** YOUR INSTRUCTIONS **
Work through the data line by line, gathering every line that has the word "this".

** LISTED RECORDS **

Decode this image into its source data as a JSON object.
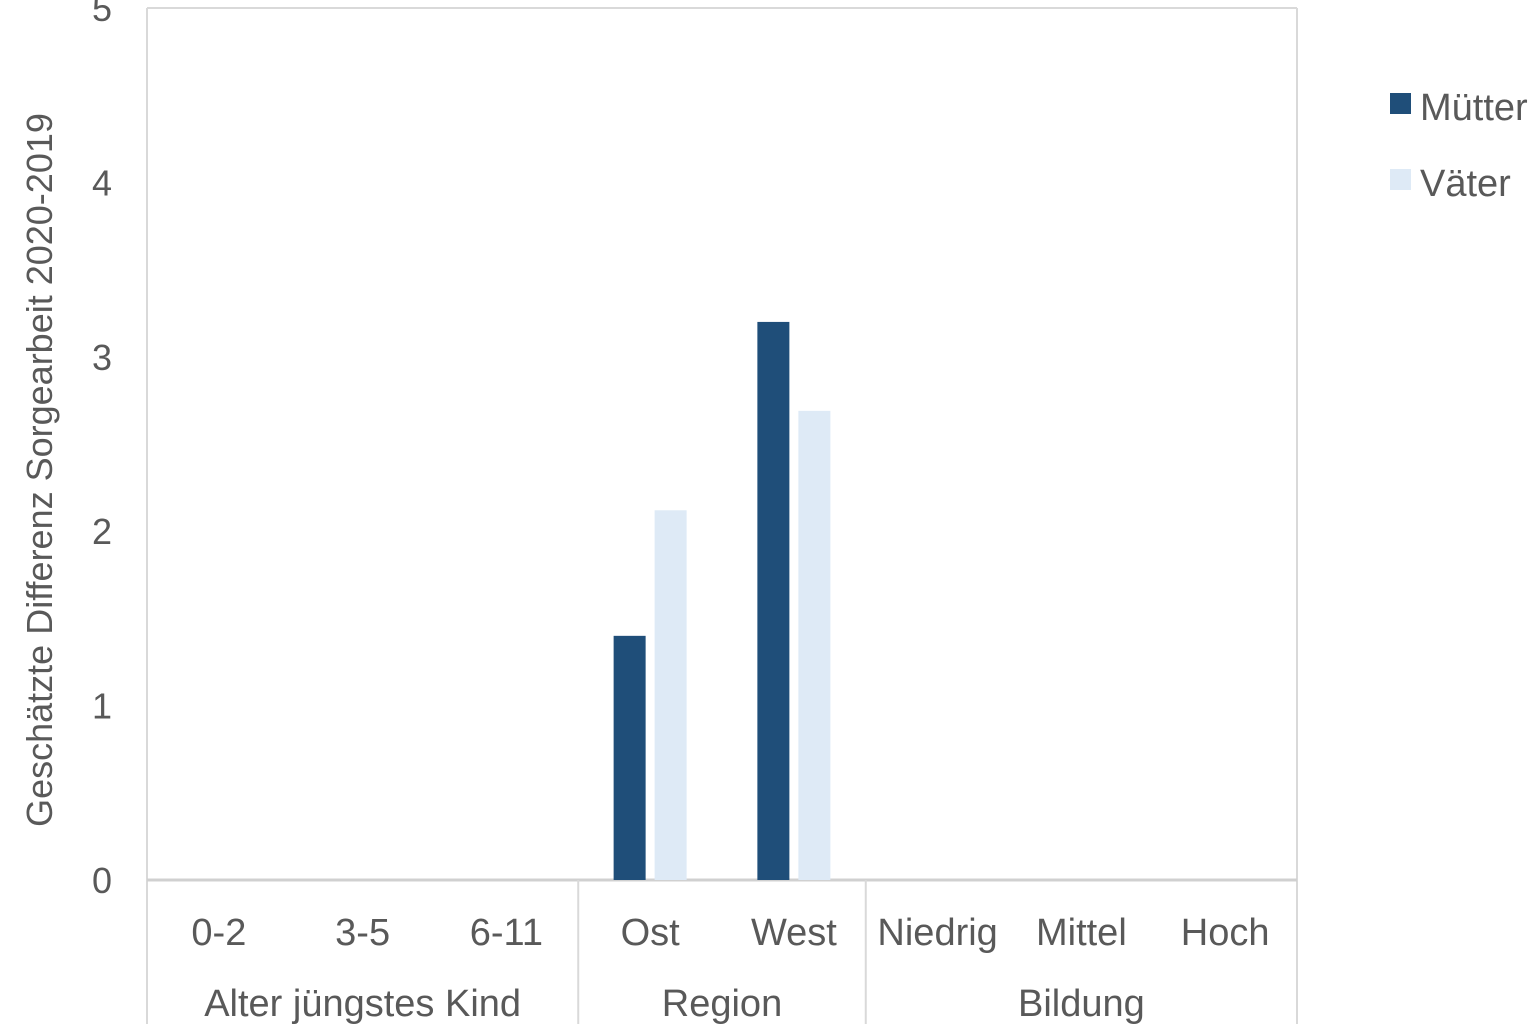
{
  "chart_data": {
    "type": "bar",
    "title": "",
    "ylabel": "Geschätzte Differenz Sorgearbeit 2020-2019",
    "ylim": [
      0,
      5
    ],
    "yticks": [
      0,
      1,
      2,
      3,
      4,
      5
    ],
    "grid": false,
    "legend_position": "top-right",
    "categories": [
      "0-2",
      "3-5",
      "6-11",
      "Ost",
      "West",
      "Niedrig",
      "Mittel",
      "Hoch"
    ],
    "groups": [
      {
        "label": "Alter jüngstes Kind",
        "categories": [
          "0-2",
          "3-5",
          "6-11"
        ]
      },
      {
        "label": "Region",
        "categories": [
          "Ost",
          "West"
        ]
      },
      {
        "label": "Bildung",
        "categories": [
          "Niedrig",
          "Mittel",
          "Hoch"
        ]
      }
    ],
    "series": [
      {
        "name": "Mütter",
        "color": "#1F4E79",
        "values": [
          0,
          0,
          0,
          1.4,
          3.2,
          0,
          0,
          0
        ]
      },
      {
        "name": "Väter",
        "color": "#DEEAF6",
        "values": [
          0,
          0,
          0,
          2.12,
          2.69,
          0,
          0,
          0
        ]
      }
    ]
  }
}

...

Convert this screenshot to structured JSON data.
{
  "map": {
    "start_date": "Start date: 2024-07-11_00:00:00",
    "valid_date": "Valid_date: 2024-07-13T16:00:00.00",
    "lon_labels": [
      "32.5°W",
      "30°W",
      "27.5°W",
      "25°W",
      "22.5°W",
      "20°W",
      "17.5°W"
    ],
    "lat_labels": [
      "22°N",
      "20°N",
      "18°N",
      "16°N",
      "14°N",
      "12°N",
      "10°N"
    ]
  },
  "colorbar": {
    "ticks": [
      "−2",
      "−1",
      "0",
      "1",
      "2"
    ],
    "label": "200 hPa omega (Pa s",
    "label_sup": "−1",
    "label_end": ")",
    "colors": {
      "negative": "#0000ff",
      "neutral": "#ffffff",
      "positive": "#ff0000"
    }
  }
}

** THE RESPONSE **
Decode this image into its source data as a JSON object.
Convert this screenshot to structured JSON data.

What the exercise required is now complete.